* **YOUR OBJECTIVE**: For each line below that contains the string "grandmother", copy that line.

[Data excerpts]
start
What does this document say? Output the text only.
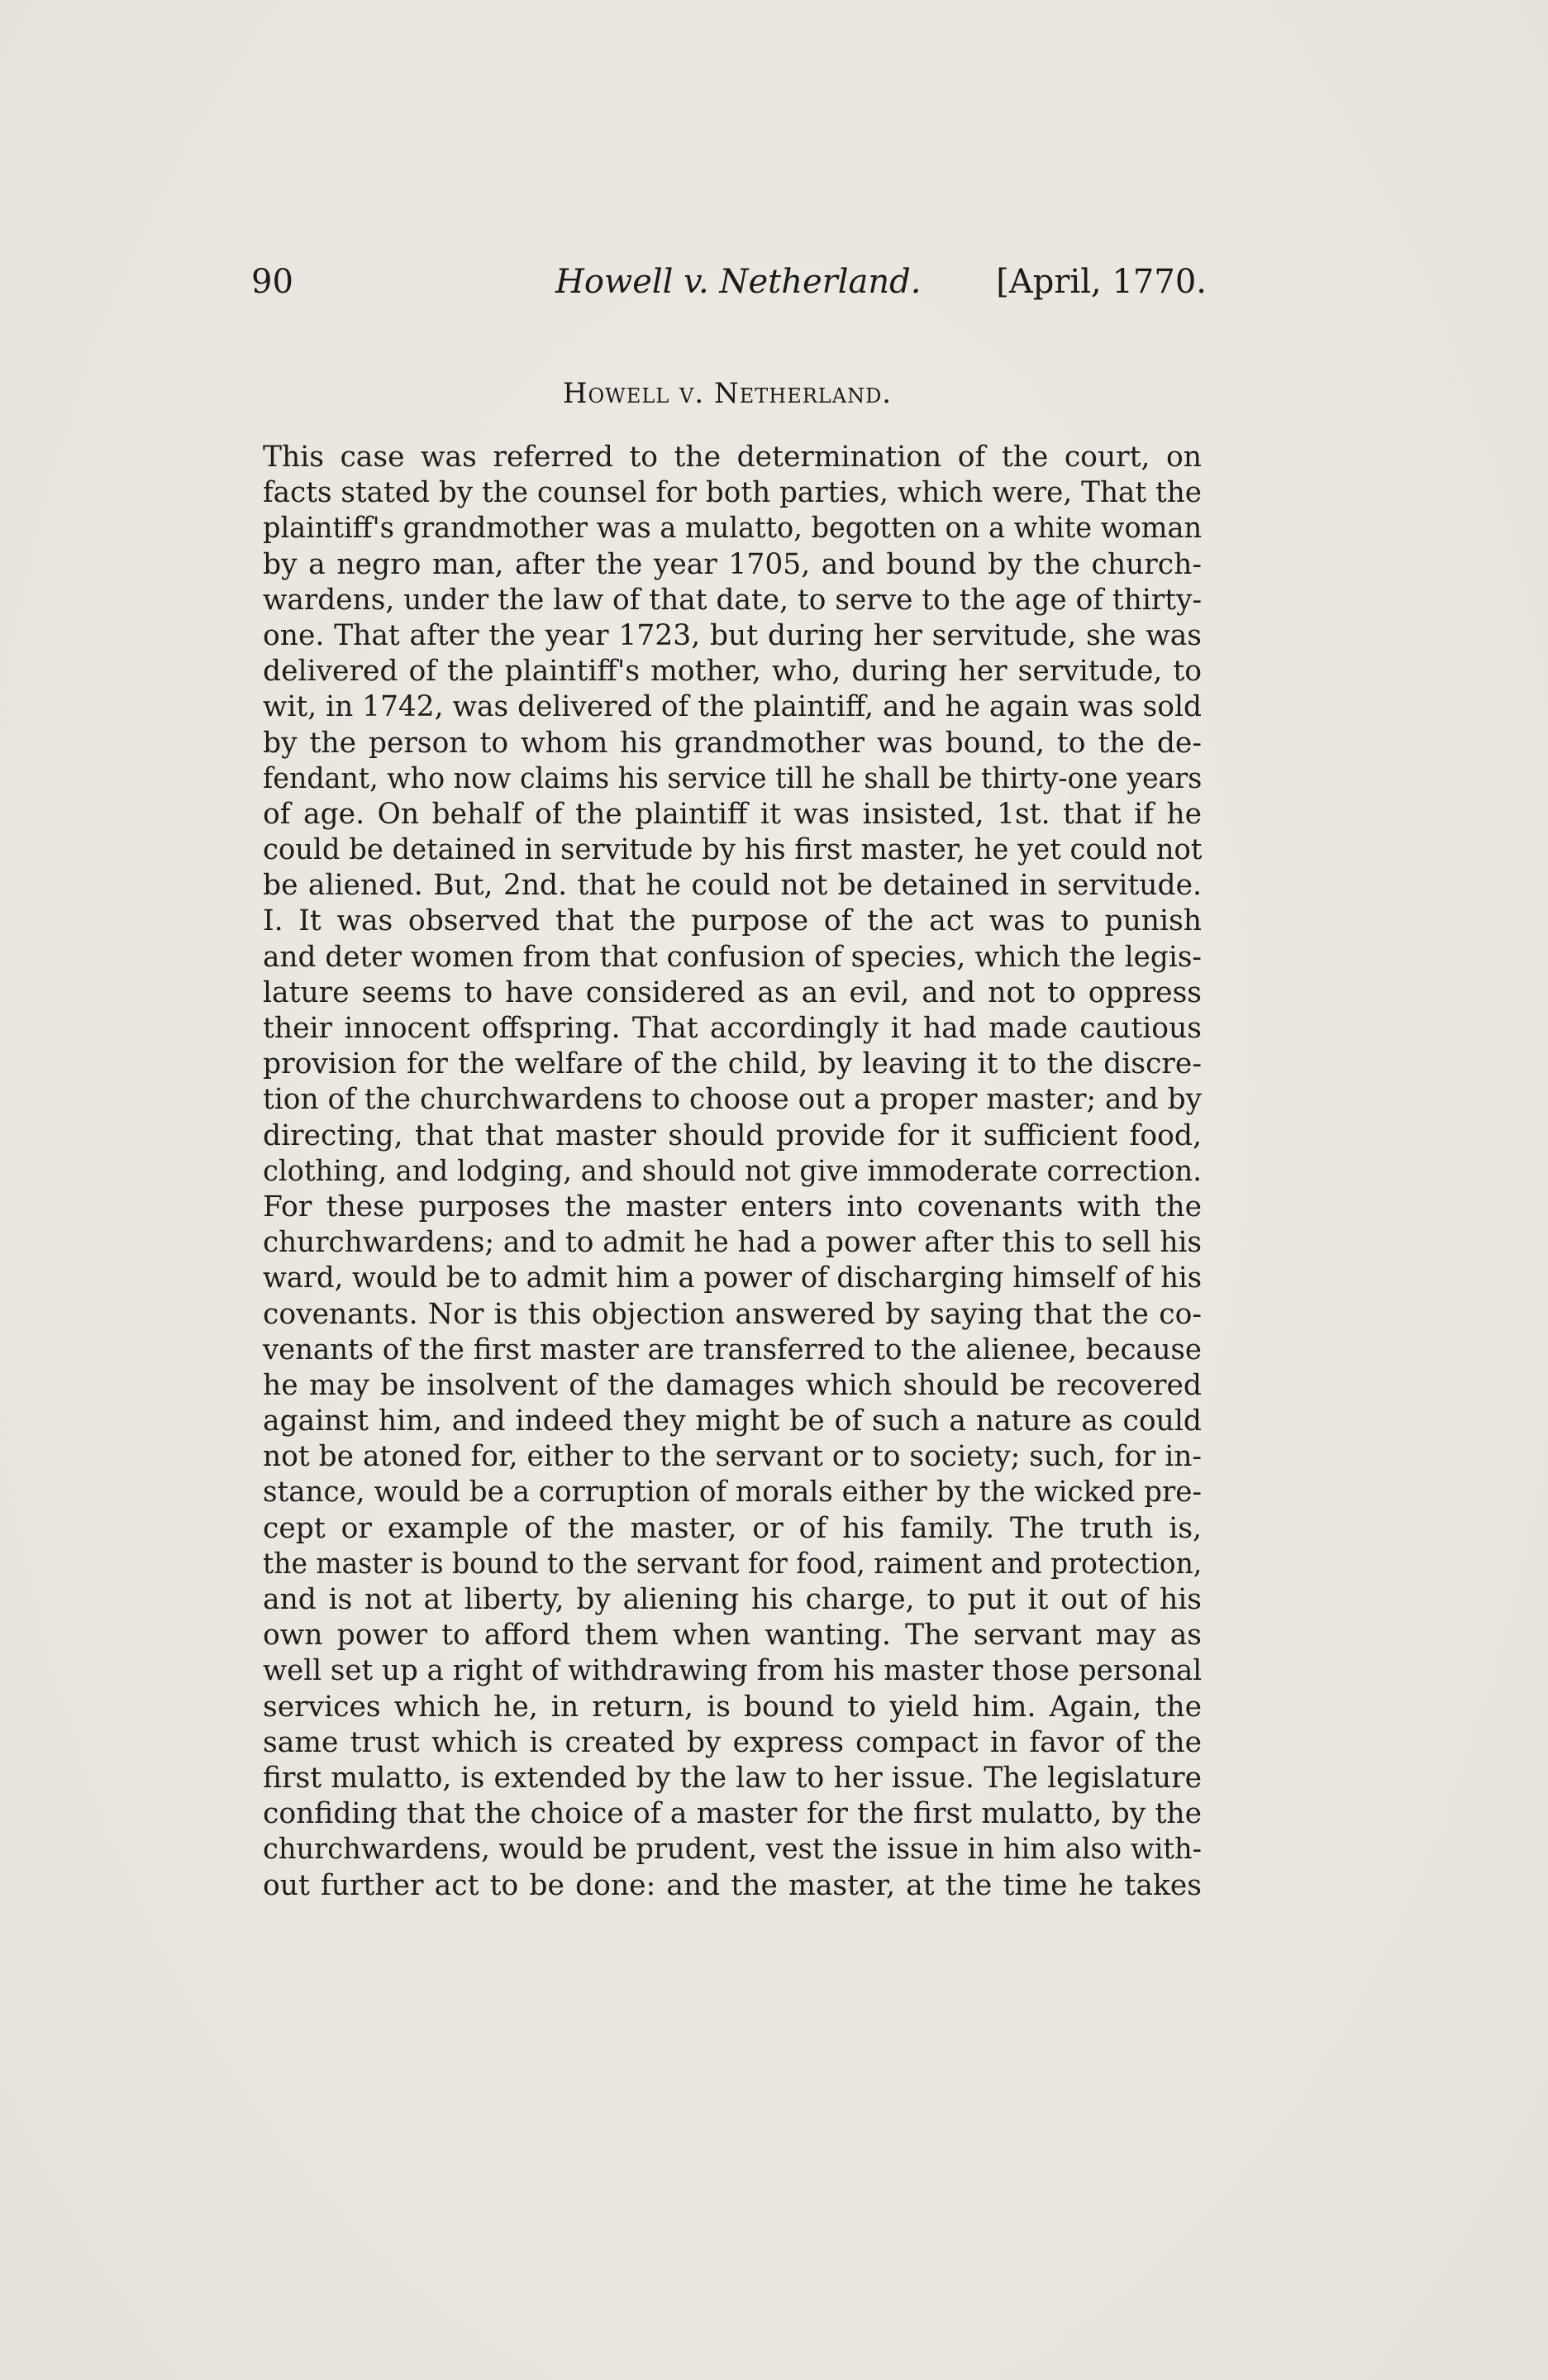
90	Howell v. Netherland. [April, 1770.
Howell v. Netherland.
This case was referred to the determination of the court, on
facts stated by the counsel for both parties, which were, That the
plaintiff's grandmother was a mulatto, begotten on a white woman
by a negro man, after the year 1705, and bound by the church-
wardens, under the law of that date, to serve to the age of thirty-
one. That after the year 1723, but during her servitude, she was
delivered of the plaintiff's mother, who, during her servitude, to
wit, in 1742, was delivered of the plaintiff, and he again was sold
by the person to whom his grandmother was bound, to the de-
fendant, who now claims his service till he shall be thirty-one years
of age. On behalf of the plaintiff it was insisted, 1st. that if he
could be detained in servitude by his first master, he yet could not
be aliened. But, 2nd. that he could not be detained in servitude.
I. It was observed that the purpose of the act was to punish
and deter women from that confusion of species, which the legis-
lature seems to have considered as an evil, and not to oppress
their innocent offspring. That accordingly it had made cautious
provision for the welfare of the child, by leaving it to the discre-
tion of the churchwardens to choose out a proper master; and by
directing, that that master should provide for it sufficient food,
clothing, and lodging, and should not give immoderate correction.
For these purposes the master enters into covenants with the
churchwardens; and to admit he had a power after this to sell his
ward, would be to admit him a power of discharging himself of his
covenants. Nor is this objection answered by saying that the co-
venants of the first master are transferred to the alienee, because
he may be insolvent of the damages which should be recovered
against him, and indeed they might be of such a nature as could
not be atoned for, either to the servant or to society; such, for in-
stance, would be a corruption of morals either by the wicked pre-
cept or example of the master, or of his family. The truth is,
the master is bound to the servant for food, raiment and protection,
and is not at liberty, by aliening his charge, to put it out of his
own power to afford them when wanting. The servant may as
well set up a right of withdrawing from his master those personal
services which he, in return, is bound to yield him. Again, the
same trust which is created by express compact in favor of the
first mulatto, is extended by the law to her issue. The legislature
confiding that the choice of a master for the first mulatto, by the
churchwardens, would be prudent, vest the issue in him also with-
out further act to be done: and the master, at the time he takes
end
* **TASK OUTPUT**:
plaintiff's grandmother was a mulatto, begotten on a white woman
by the person to whom his grandmother was bound, to the de-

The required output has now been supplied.